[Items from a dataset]
• • • •

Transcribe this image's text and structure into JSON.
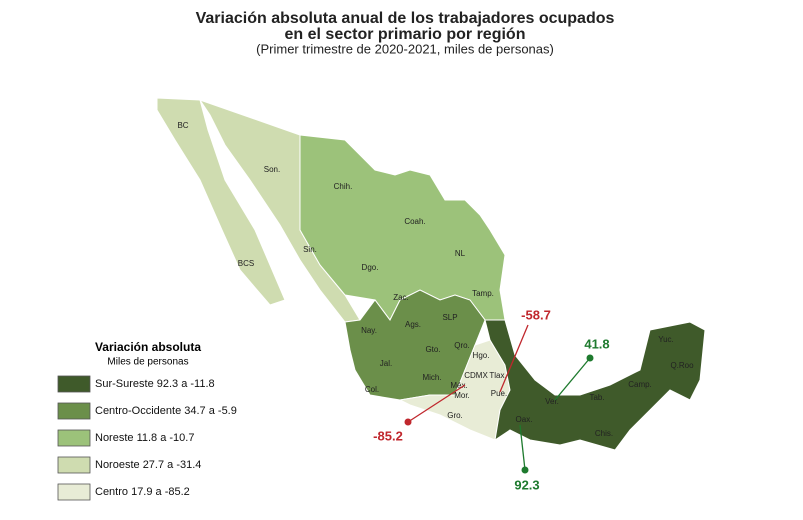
{
  "title": {
    "line1": "Variación absoluta anual de los trabajadores ocupados",
    "line2": "en el sector primario por región",
    "subtitle": "(Primer trimestre de 2020-2021, miles de personas)"
  },
  "legend": {
    "title": "Variación absoluta",
    "subtitle": "Miles de personas",
    "items": [
      {
        "label": "Sur-Sureste 92.3 a -11.8",
        "color": "#3f5a2a"
      },
      {
        "label": "Centro-Occidente 34.7 a -5.9",
        "color": "#6b8f4a"
      },
      {
        "label": "Noreste 11.8 a -10.7",
        "color": "#9cc27a"
      },
      {
        "label": "Noroeste 27.7  a -31.4",
        "color": "#cfdcb0"
      },
      {
        "label": "Centro 17.9 a -85.2",
        "color": "#e8ecd6"
      }
    ]
  },
  "states": [
    "BC",
    "Son.",
    "Chih.",
    "Coah.",
    "NL",
    "Tamp.",
    "Sin.",
    "Dgo.",
    "BCS",
    "Zac.",
    "Nay.",
    "Ags.",
    "SLP",
    "Jal.",
    "Gto.",
    "Qro.",
    "Hgo.",
    "Col.",
    "Mich.",
    "Méx.",
    "CDMX",
    "Tlax.",
    "Mor.",
    "Pue.",
    "Gro.",
    "Oax.",
    "Ver.",
    "Tab.",
    "Chis.",
    "Camp.",
    "Yuc.",
    "Q.Roo"
  ],
  "callouts": [
    {
      "value": "-58.7",
      "color": "#c0272d"
    },
    {
      "value": "41.8",
      "color": "#1e7a2e"
    },
    {
      "value": "-85.2",
      "color": "#c0272d"
    },
    {
      "value": "92.3",
      "color": "#1e7a2e"
    }
  ]
}
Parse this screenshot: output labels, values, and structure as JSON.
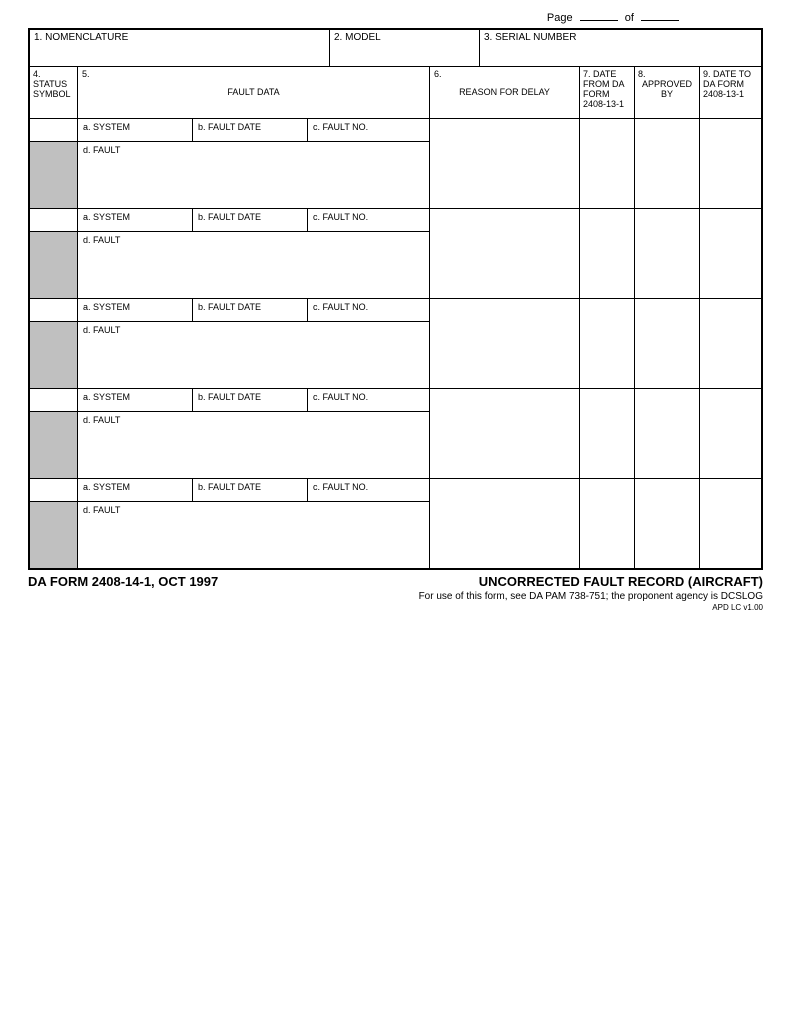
{
  "page_header": {
    "page_label": "Page",
    "of_label": "of"
  },
  "row1": {
    "nomenclature": "1. NOMENCLATURE",
    "model": "2. MODEL",
    "serial": "3. SERIAL NUMBER"
  },
  "row2": {
    "status_num": "4.",
    "status_label": "STATUS SYMBOL",
    "fault_num": "5.",
    "fault_label": "FAULT DATA",
    "reason_num": "6.",
    "reason_label": "REASON FOR DELAY",
    "date_from_num": "7.",
    "date_from_label": "DATE FROM DA FORM 2408-13-1",
    "approved_num": "8.",
    "approved_label": "APPROVED BY",
    "date_to_num": "9.",
    "date_to_label": "DATE TO DA FORM 2408-13-1"
  },
  "sub_labels": {
    "system": "a.  SYSTEM",
    "fault_date": "b.  FAULT DATE",
    "fault_no": "c.  FAULT NO.",
    "fault": "d.  FAULT"
  },
  "footer": {
    "form_id": "DA FORM 2408-14-1, OCT 1997",
    "title": "UNCORRECTED FAULT RECORD (AIRCRAFT)",
    "usage": "For use of this form, see DA PAM 738-751; the proponent agency is DCSLOG",
    "version": "APD LC v1.00"
  },
  "style": {
    "shade_color": "#c0c0c0",
    "border_color": "#000000",
    "entry_count": 5
  }
}
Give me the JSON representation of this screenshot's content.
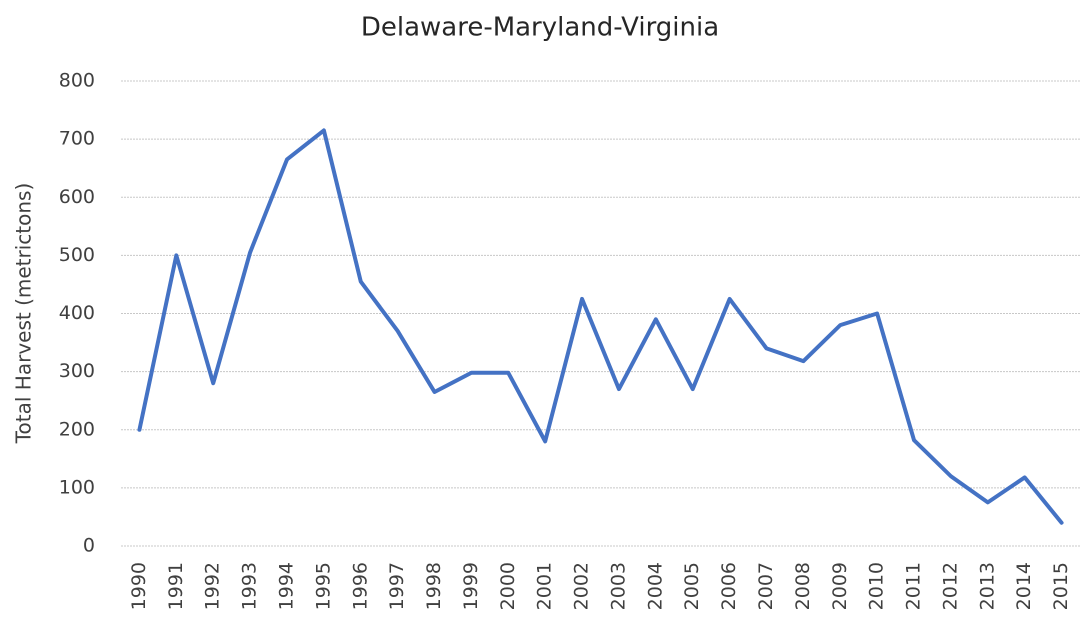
{
  "chart_data": {
    "type": "line",
    "title": "Delaware-Maryland-Virginia",
    "y_label": "Total Harvest (metrictons)",
    "categories": [
      "1990",
      "1991",
      "1992",
      "1993",
      "1994",
      "1995",
      "1996",
      "1997",
      "1998",
      "1999",
      "2000",
      "2001",
      "2002",
      "2003",
      "2004",
      "2005",
      "2006",
      "2007",
      "2008",
      "2009",
      "2010",
      "2011",
      "2012",
      "2013",
      "2014",
      "2015"
    ],
    "series": [
      {
        "name": "Total Harvest",
        "color": "#4472c4",
        "values": [
          200,
          500,
          280,
          505,
          665,
          715,
          455,
          370,
          265,
          298,
          298,
          180,
          425,
          270,
          390,
          270,
          425,
          340,
          318,
          380,
          400,
          182,
          120,
          75,
          118,
          40
        ]
      }
    ],
    "ylim": [
      0,
      800
    ],
    "yticks": [
      0,
      100,
      200,
      300,
      400,
      500,
      600,
      700,
      800
    ],
    "grid": true
  }
}
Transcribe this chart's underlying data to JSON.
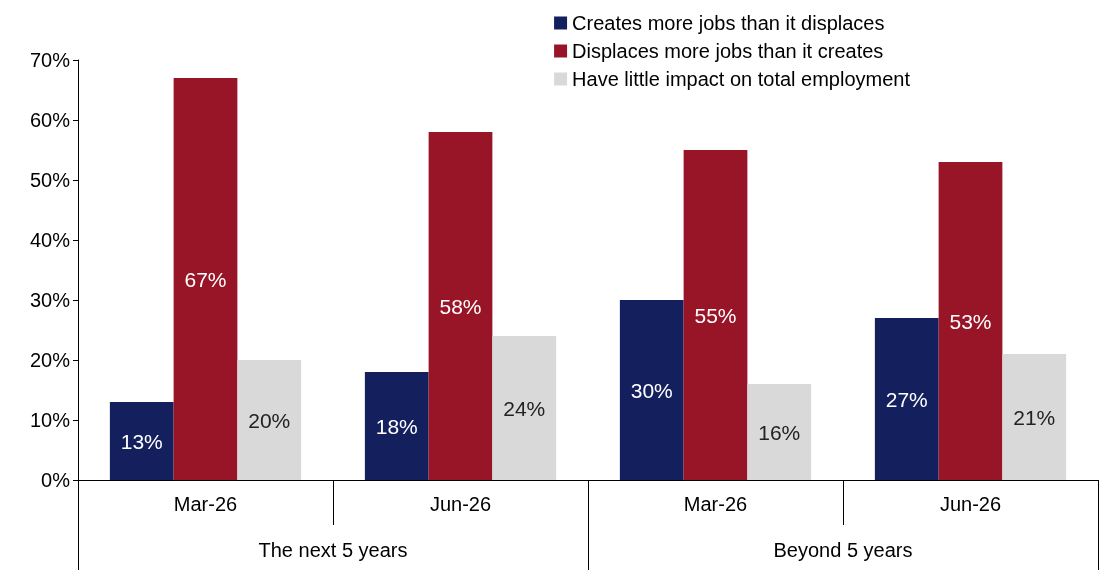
{
  "chart_data": {
    "type": "bar",
    "categories": [
      "Mar-26",
      "Jun-26",
      "Mar-26",
      "Jun-26"
    ],
    "annotations": [
      "The next 5 years",
      "Beyond 5 years"
    ],
    "series": [
      {
        "name": "Creates more jobs than it displaces",
        "color": "#14205e",
        "values": [
          13,
          18,
          30,
          27
        ],
        "value_labels": [
          "13%",
          "18%",
          "30%",
          "27%"
        ]
      },
      {
        "name": "Displaces more jobs than it creates",
        "color": "#981528",
        "values": [
          67,
          58,
          55,
          53
        ],
        "value_labels": [
          "67%",
          "58%",
          "55%",
          "53%"
        ]
      },
      {
        "name": "Have little impact on total employment",
        "color": "#d9d9d9",
        "values": [
          20,
          24,
          16,
          21
        ],
        "value_labels": [
          "20%",
          "24%",
          "16%",
          "21%"
        ]
      }
    ],
    "ylim": [
      0,
      70
    ],
    "yticks": [
      {
        "value": 0,
        "label": "0%"
      },
      {
        "value": 10,
        "label": "10%"
      },
      {
        "value": 20,
        "label": "20%"
      },
      {
        "value": 30,
        "label": "30%"
      },
      {
        "value": 40,
        "label": "40%"
      },
      {
        "value": 50,
        "label": "50%"
      },
      {
        "value": 60,
        "label": "60%"
      },
      {
        "value": 70,
        "label": "70%"
      }
    ],
    "grid": false,
    "legend": "top right"
  }
}
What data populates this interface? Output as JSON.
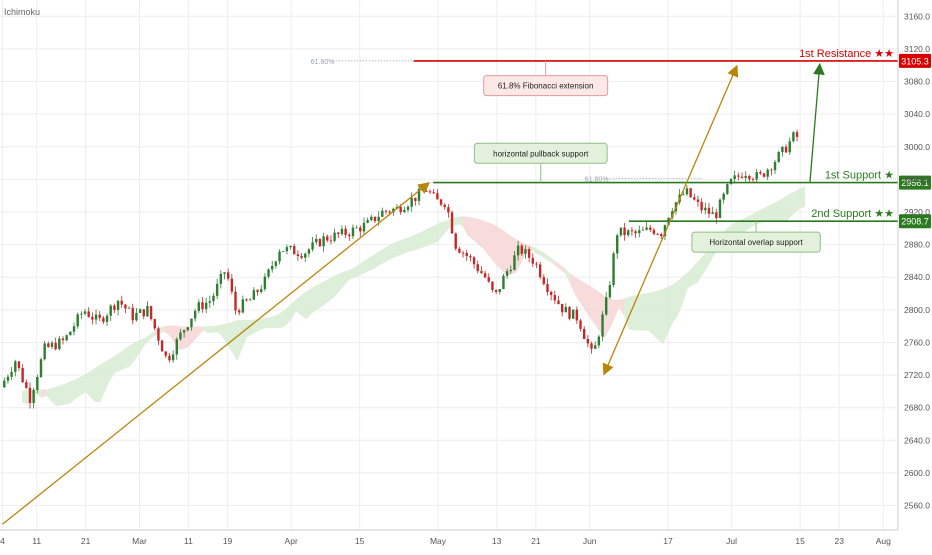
{
  "indicator_label": "Ichimoku",
  "chart_data": {
    "type": "candlestick",
    "ylim": [
      2530,
      3180
    ],
    "y_ticks": [
      3160,
      3120,
      3080,
      3040,
      3000,
      2960,
      2920,
      2880,
      2840,
      2800,
      2760,
      2720,
      2680,
      2640,
      2600,
      2560
    ],
    "y_tick_labels": [
      "3160.0",
      "3120.0",
      "3080.0",
      "3040.0",
      "3000.0",
      "2960.0",
      "2920.0",
      "2880.0",
      "2840.0",
      "2800.0",
      "2760.0",
      "2720.0",
      "2680.0",
      "2640.0",
      "2600.0",
      "2560.0"
    ],
    "x_ticks": [
      {
        "day": 4,
        "label": "4"
      },
      {
        "day": 11,
        "label": "11"
      },
      {
        "day": 21,
        "label": "21"
      },
      {
        "day": 32,
        "label": "Mar"
      },
      {
        "day": 42,
        "label": "11"
      },
      {
        "day": 50,
        "label": "19"
      },
      {
        "day": 63,
        "label": "Apr"
      },
      {
        "day": 77,
        "label": "15"
      },
      {
        "day": 93,
        "label": "May"
      },
      {
        "day": 105,
        "label": "13"
      },
      {
        "day": 113,
        "label": "21"
      },
      {
        "day": 124,
        "label": "Jun"
      },
      {
        "day": 140,
        "label": "17"
      },
      {
        "day": 153,
        "label": "Jul"
      },
      {
        "day": 167,
        "label": "15"
      },
      {
        "day": 175,
        "label": "23"
      },
      {
        "day": 184,
        "label": "Aug"
      }
    ],
    "x_range": [
      3.5,
      187
    ],
    "price_path": [
      [
        4,
        2705
      ],
      [
        7,
        2738
      ],
      [
        10,
        2692
      ],
      [
        13,
        2752
      ],
      [
        17,
        2762
      ],
      [
        21,
        2800
      ],
      [
        24,
        2785
      ],
      [
        28,
        2812
      ],
      [
        31,
        2792
      ],
      [
        34,
        2800
      ],
      [
        36,
        2770
      ],
      [
        38,
        2738
      ],
      [
        41,
        2772
      ],
      [
        44,
        2802
      ],
      [
        47,
        2812
      ],
      [
        50,
        2850
      ],
      [
        52,
        2800
      ],
      [
        55,
        2812
      ],
      [
        58,
        2835
      ],
      [
        61,
        2875
      ],
      [
        66,
        2870
      ],
      [
        70,
        2887
      ],
      [
        75,
        2895
      ],
      [
        79,
        2905
      ],
      [
        82,
        2920
      ],
      [
        85,
        2924
      ],
      [
        88,
        2935
      ],
      [
        91,
        2948
      ],
      [
        93,
        2933
      ],
      [
        95,
        2932
      ],
      [
        97,
        2880
      ],
      [
        100,
        2862
      ],
      [
        103,
        2840
      ],
      [
        105,
        2815
      ],
      [
        107,
        2842
      ],
      [
        110,
        2875
      ],
      [
        113,
        2860
      ],
      [
        116,
        2826
      ],
      [
        119,
        2800
      ],
      [
        122,
        2790
      ],
      [
        125,
        2742
      ],
      [
        128,
        2815
      ],
      [
        130,
        2895
      ],
      [
        134,
        2893
      ],
      [
        137,
        2899
      ],
      [
        139,
        2895
      ],
      [
        141,
        2925
      ],
      [
        144,
        2945
      ],
      [
        147,
        2925
      ],
      [
        150,
        2915
      ],
      [
        153,
        2955
      ],
      [
        156,
        2970
      ],
      [
        159,
        2962
      ],
      [
        161,
        2975
      ],
      [
        164,
        2995
      ],
      [
        166,
        3012
      ]
    ],
    "levels": [
      {
        "name": "1st Resistance ★★",
        "value": 3105.3,
        "label": "3105.3",
        "color": "#d80000",
        "x_start": 88
      },
      {
        "name": "1st Support ★",
        "value": 2956.1,
        "label": "2956.1",
        "color": "#2b7a1f",
        "x_start": 92
      },
      {
        "name": "2nd Support ★★",
        "value": 2908.7,
        "label": "2908.7",
        "color": "#2b7a1f",
        "x_start": 132
      }
    ],
    "fib_markers": [
      {
        "label": "61.80%",
        "value": 3105.3,
        "x_label_day": 67,
        "x_end_day": 88
      },
      {
        "label": "61.80%",
        "value": 2961,
        "x_label_day": 123,
        "x_end_day": 147
      }
    ],
    "trend_arrows": [
      {
        "from": [
          4,
          2537
        ],
        "to": [
          91,
          2955
        ],
        "color": "#b8860b"
      },
      {
        "from": [
          127,
          2722
        ],
        "to": [
          154,
          3098
        ],
        "color": "#b8860b"
      },
      {
        "from": [
          169,
          2956
        ],
        "to": [
          171,
          3100
        ],
        "color": "#2b7a1f"
      }
    ],
    "annotations": [
      {
        "text": "61.8% Fibonacci extension",
        "kind": "red",
        "day": 115,
        "value": 3075
      },
      {
        "text": "horizontal pullback support",
        "kind": "green",
        "day": 114,
        "value": 2992
      },
      {
        "text": "Horizontal overlap support",
        "kind": "green",
        "day": 158,
        "value": 2883
      }
    ],
    "colors": {
      "up": "#2e7d32",
      "down": "#c62828",
      "cloud_bull": "#d9ecd5",
      "cloud_bear": "#f7d7d7",
      "grid": "#eeeeee",
      "axis_text": "#555555"
    }
  }
}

• • • •

#### Set problem
Show every line from the listing above in which the string "JSON" appears.

#### Reply to the task
Transcribe this image's text and structure into JSON.
Parse this screenshot: output labels, values, and structure as JSON.
Give me the JSON representation of this screenshot's content.
Transcribe this chart's underlying data to JSON.
What data populates this interface? Output as JSON.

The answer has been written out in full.